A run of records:
_ _ _ _ _ _ _

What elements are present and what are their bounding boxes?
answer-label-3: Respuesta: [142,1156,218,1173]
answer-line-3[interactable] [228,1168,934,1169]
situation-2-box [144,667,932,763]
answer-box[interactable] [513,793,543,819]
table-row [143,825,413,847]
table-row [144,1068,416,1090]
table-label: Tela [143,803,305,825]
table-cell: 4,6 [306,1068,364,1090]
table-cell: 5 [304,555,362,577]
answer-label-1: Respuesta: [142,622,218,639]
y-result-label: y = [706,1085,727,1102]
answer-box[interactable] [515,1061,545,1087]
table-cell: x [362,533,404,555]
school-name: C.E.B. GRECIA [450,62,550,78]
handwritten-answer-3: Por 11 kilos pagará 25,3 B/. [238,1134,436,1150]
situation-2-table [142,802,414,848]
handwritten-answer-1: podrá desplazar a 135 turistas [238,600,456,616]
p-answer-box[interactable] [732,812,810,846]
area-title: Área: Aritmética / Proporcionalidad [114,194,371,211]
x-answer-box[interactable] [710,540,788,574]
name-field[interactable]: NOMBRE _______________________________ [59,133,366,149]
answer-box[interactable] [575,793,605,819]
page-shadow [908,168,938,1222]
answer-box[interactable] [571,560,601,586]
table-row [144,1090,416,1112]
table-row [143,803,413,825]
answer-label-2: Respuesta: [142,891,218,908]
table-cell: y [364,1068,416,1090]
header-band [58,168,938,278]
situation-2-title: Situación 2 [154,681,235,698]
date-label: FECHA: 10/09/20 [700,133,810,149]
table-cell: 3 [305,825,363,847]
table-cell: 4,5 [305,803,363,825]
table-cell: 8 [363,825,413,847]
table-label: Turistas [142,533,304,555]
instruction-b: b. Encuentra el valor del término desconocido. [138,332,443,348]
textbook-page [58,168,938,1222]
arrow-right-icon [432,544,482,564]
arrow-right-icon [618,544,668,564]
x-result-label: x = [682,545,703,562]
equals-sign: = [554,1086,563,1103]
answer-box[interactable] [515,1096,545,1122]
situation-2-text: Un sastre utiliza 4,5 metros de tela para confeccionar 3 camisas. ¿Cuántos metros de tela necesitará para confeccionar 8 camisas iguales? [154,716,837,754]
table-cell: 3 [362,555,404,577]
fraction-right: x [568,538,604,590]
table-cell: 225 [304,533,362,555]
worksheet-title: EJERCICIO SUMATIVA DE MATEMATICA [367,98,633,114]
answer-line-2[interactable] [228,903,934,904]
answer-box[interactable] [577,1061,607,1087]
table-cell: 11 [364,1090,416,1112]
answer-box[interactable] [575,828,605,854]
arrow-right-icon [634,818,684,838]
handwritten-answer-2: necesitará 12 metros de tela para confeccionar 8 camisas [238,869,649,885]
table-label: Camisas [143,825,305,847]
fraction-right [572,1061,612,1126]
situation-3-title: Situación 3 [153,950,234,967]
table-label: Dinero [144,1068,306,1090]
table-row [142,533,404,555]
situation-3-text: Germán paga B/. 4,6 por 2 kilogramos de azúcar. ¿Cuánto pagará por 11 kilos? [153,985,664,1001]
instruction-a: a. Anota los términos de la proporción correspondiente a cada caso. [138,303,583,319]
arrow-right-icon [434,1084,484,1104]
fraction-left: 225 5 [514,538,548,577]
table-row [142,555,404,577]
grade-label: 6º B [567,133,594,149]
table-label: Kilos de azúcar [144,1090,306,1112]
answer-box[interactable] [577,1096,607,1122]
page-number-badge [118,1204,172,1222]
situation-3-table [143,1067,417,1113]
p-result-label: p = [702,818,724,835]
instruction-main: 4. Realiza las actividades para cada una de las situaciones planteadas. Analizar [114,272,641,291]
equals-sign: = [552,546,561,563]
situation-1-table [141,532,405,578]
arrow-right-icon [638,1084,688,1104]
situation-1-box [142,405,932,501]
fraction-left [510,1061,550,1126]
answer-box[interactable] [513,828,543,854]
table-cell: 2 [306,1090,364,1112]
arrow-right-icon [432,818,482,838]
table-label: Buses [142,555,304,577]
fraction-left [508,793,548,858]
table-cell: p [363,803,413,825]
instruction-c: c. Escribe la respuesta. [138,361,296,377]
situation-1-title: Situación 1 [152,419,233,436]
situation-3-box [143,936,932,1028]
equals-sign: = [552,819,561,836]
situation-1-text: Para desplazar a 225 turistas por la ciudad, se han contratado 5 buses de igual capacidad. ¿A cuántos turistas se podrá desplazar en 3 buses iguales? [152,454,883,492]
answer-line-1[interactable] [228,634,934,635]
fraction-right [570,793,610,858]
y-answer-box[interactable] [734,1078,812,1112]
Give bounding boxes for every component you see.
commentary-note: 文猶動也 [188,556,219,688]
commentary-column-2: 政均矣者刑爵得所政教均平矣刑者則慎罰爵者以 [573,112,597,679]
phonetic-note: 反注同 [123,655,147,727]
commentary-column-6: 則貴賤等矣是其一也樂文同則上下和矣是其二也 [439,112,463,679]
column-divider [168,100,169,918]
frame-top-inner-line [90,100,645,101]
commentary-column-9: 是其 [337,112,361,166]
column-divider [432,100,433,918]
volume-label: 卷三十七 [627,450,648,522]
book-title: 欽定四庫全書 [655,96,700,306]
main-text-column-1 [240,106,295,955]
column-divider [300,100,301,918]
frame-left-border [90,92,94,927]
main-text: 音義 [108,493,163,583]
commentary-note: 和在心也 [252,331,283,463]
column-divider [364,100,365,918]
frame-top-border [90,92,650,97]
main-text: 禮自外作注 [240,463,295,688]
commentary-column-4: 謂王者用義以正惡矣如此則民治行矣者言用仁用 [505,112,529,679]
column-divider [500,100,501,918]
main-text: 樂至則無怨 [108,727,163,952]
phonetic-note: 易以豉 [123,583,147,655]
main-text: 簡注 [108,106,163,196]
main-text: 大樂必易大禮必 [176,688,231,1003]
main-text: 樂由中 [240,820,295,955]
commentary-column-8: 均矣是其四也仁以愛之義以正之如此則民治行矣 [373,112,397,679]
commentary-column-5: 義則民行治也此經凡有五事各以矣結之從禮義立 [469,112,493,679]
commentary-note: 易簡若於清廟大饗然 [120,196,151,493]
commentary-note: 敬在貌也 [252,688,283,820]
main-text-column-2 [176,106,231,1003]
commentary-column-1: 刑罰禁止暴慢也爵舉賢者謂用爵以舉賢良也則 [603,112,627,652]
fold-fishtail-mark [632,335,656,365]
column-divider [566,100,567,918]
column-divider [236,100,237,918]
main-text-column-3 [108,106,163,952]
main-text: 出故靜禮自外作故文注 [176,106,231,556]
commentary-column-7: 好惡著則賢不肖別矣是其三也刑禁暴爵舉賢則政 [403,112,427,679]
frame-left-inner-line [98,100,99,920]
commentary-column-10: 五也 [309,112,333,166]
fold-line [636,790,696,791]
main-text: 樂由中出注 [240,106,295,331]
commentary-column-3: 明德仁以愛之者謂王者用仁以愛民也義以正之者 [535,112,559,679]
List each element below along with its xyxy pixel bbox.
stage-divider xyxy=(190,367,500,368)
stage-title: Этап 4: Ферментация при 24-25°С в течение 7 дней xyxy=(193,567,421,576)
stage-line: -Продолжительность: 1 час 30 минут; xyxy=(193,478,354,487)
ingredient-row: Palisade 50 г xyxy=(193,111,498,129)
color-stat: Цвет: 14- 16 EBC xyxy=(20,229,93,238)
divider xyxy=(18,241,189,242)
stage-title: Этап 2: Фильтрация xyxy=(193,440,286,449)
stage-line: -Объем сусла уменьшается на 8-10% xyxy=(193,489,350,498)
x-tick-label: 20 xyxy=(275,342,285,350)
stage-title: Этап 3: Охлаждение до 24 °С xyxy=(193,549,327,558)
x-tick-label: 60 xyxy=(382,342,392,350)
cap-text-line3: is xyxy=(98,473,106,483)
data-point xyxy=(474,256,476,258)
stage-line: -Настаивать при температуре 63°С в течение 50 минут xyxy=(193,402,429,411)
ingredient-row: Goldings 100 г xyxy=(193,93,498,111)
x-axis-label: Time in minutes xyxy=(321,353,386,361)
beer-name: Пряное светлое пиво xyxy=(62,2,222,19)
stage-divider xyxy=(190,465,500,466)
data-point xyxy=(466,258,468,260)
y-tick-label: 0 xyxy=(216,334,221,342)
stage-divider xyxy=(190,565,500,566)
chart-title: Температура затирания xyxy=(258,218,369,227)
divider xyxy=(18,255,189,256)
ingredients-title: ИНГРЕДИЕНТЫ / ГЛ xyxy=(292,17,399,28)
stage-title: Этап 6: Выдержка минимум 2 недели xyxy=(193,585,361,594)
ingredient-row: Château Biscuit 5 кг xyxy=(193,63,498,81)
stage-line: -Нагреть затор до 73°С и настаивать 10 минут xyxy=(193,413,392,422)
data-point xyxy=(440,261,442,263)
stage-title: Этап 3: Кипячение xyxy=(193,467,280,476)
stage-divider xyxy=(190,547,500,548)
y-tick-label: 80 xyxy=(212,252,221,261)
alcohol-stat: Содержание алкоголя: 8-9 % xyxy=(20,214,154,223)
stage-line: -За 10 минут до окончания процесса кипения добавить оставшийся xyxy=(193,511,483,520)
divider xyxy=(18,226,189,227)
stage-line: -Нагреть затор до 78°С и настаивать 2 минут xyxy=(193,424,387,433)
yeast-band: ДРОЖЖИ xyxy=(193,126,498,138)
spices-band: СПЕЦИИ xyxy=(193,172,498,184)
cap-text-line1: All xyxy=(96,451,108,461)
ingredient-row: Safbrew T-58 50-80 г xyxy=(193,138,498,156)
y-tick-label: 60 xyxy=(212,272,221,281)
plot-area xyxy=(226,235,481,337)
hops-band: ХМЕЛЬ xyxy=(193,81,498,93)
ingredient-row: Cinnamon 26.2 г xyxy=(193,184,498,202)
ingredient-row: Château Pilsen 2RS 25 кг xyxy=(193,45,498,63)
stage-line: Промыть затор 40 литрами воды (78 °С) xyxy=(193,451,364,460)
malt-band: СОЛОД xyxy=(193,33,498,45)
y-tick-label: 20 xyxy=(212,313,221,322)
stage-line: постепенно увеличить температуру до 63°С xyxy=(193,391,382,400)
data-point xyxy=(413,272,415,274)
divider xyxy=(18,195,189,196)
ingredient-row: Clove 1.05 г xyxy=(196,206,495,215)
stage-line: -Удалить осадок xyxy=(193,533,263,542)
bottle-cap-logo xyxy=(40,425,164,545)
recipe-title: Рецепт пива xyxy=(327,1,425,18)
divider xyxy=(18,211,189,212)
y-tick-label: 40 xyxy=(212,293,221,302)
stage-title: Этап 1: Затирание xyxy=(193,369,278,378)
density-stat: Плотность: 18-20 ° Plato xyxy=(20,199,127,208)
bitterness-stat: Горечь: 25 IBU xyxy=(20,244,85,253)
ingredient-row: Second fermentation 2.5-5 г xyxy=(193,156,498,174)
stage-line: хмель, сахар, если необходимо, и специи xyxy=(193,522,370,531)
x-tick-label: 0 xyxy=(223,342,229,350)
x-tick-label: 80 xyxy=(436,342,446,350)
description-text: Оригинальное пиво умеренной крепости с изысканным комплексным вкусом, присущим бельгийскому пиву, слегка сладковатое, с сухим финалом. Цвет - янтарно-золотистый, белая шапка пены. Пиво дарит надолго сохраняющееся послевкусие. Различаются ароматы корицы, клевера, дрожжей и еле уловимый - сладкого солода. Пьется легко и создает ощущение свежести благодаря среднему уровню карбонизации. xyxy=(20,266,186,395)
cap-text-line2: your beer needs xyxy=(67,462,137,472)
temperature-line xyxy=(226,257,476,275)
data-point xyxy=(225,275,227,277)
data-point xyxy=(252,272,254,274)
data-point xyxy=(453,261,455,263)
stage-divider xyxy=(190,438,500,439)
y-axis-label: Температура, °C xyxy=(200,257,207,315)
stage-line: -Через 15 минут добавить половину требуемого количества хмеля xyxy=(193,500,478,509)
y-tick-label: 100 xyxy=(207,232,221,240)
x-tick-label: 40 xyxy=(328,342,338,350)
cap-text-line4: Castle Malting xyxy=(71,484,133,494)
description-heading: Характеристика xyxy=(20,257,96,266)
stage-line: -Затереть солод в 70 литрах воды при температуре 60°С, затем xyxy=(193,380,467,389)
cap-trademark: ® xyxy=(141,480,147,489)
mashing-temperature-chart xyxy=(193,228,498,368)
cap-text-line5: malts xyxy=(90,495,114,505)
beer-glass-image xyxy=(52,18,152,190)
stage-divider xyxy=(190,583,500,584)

_ _ _ _ _ _ _

Retype the items from the beginning through the line that contains "handwritten-answer-3: Por 11", with every character unchanged.

» Exercise result:
What elements are present and what are their bounding boxes?
answer-label-3: Respuesta: [142,1156,218,1173]
answer-line-3[interactable] [228,1168,934,1169]
situation-2-box [144,667,932,763]
answer-box[interactable] [513,793,543,819]
table-row [143,825,413,847]
table-row [144,1068,416,1090]
table-label: Tela [143,803,305,825]
table-cell: 4,6 [306,1068,364,1090]
table-cell: 5 [304,555,362,577]
answer-label-1: Respuesta: [142,622,218,639]
y-result-label: y = [706,1085,727,1102]
answer-box[interactable] [515,1061,545,1087]
table-cell: x [362,533,404,555]
school-name: C.E.B. GRECIA [450,62,550,78]
handwritten-answer-3: Por 11 kilos pagará 25,3 B/. [238,1134,436,1150]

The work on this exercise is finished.